# start of Extracted data

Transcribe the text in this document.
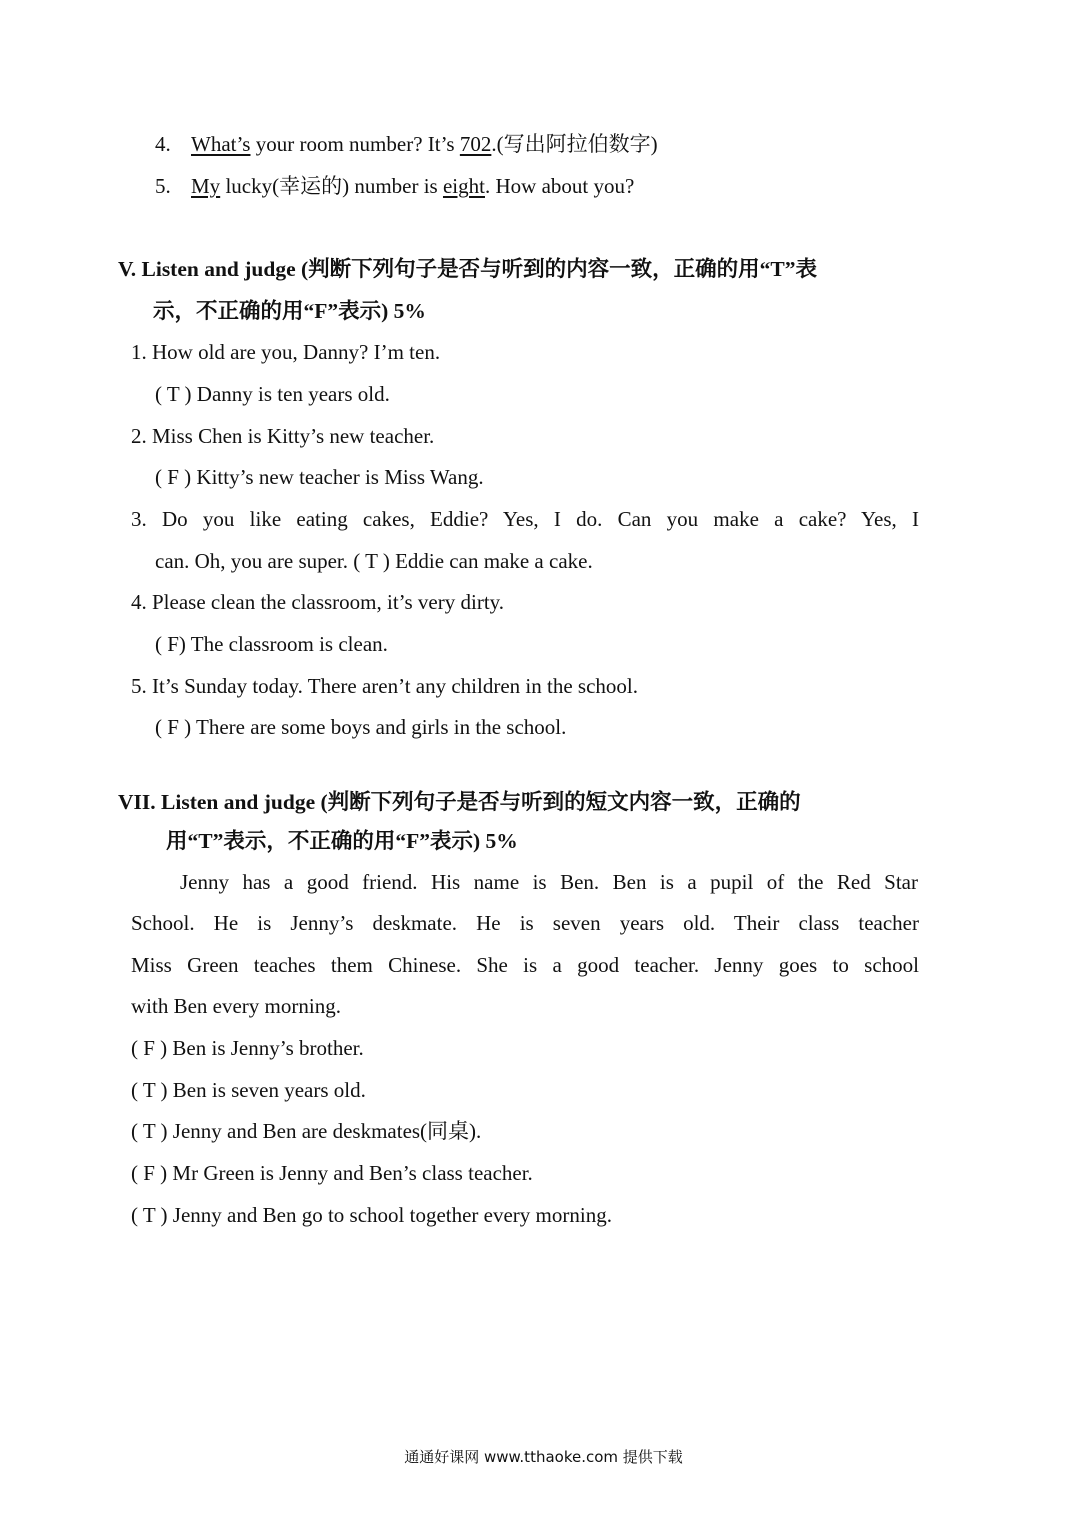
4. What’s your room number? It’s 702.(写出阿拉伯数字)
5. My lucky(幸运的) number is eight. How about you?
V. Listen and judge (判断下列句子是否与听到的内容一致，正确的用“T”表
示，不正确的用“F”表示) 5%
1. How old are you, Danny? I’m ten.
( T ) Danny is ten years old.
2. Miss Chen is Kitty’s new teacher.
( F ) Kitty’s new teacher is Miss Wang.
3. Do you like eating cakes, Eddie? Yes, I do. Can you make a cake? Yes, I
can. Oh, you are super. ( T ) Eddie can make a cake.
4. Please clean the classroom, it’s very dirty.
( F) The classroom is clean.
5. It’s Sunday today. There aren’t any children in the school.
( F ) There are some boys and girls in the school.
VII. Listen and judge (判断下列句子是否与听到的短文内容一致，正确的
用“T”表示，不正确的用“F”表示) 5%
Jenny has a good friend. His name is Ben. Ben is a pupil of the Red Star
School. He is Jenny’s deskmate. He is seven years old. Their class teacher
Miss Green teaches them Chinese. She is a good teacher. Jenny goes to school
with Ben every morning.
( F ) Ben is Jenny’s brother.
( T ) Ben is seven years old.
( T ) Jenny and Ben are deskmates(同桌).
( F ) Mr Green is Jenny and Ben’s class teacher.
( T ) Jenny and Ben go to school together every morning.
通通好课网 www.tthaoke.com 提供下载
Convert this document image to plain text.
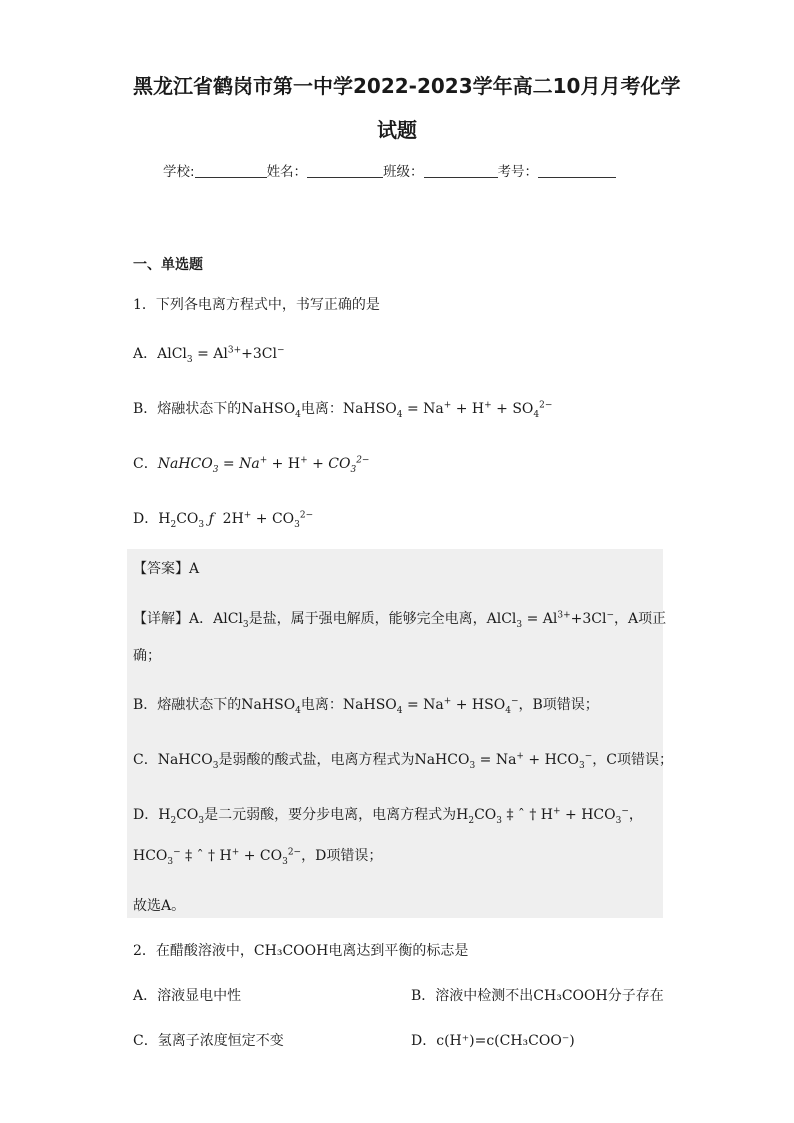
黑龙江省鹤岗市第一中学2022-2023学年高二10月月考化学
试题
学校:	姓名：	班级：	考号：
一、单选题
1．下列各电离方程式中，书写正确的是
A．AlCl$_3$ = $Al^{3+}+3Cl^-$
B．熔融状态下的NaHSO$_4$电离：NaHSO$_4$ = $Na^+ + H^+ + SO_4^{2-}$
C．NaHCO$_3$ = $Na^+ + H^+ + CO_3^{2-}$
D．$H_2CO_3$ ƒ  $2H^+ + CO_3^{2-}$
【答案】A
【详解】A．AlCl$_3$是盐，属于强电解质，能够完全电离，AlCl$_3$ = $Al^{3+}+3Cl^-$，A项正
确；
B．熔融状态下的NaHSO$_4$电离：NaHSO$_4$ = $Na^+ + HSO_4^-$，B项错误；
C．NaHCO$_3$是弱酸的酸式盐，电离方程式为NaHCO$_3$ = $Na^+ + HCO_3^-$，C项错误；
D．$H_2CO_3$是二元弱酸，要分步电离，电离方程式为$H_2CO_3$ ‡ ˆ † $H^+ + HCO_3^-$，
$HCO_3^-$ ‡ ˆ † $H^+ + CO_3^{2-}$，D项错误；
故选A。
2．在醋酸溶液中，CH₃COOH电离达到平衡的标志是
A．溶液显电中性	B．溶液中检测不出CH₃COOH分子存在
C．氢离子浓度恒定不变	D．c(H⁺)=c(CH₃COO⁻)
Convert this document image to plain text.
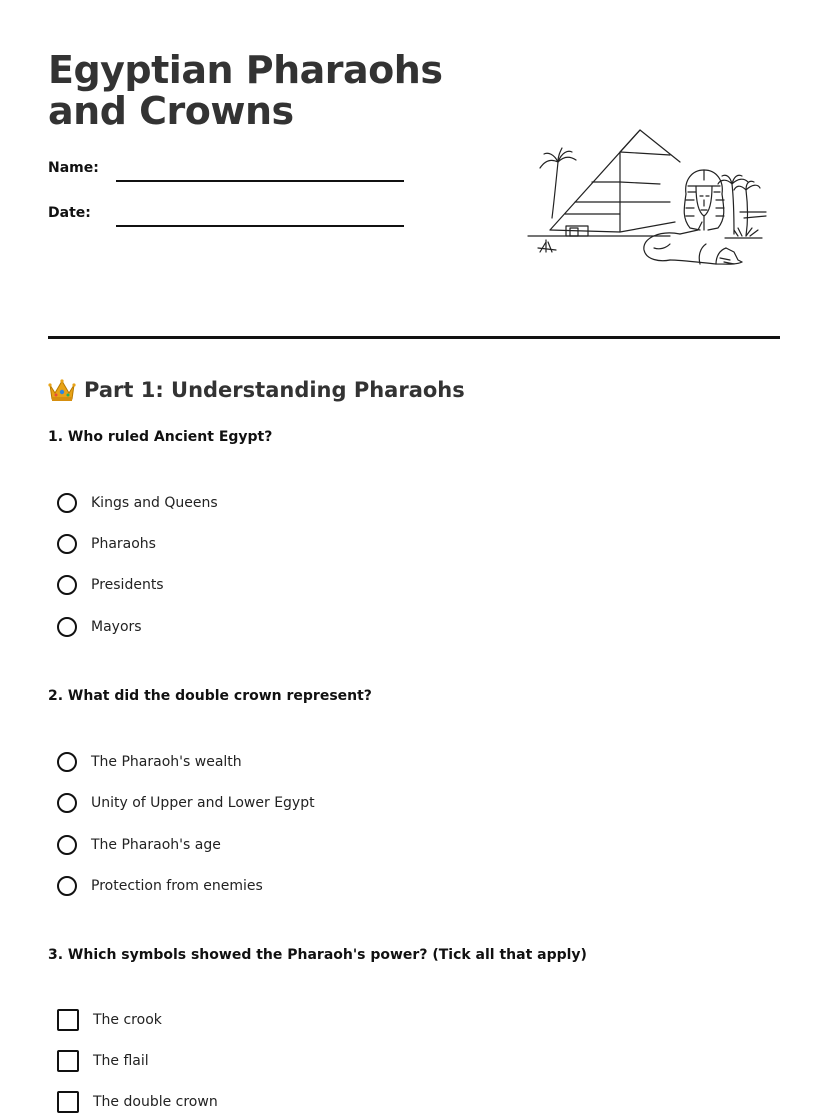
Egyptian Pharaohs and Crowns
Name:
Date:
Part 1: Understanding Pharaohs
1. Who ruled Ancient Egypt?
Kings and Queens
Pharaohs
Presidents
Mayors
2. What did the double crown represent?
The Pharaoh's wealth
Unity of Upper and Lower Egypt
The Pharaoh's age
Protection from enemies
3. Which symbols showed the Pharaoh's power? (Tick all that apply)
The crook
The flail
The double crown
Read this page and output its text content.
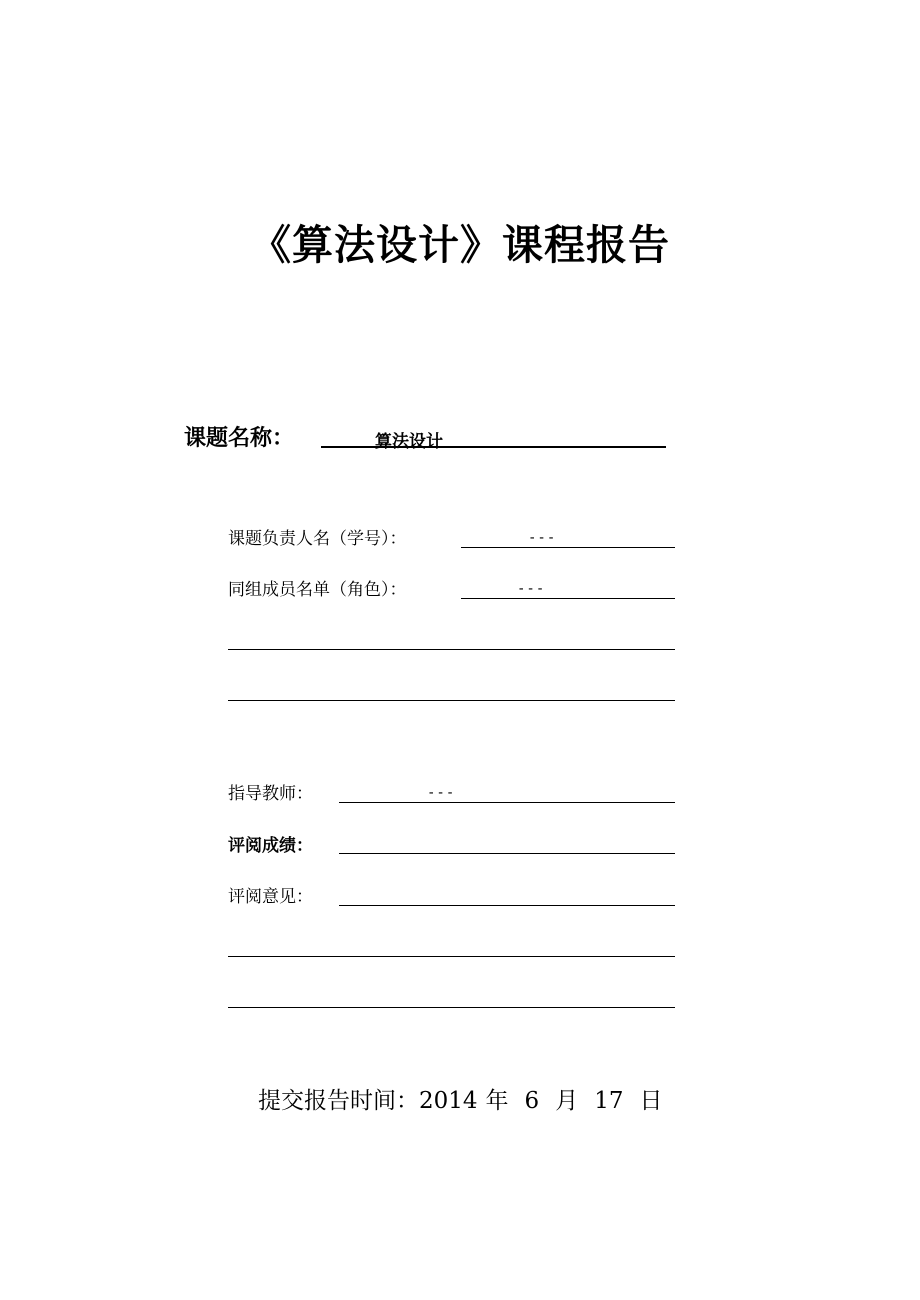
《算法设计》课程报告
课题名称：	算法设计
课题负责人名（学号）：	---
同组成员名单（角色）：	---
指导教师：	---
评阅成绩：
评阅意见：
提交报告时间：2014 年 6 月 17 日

# end of Extracted data

[What you have to do]
Pull out all lines from the entries above in which the word "Kitty" appears.

[Solution]
2. Miss Chen is Kitty’s new teacher.
( F ) Kitty’s new teacher is Miss Wang.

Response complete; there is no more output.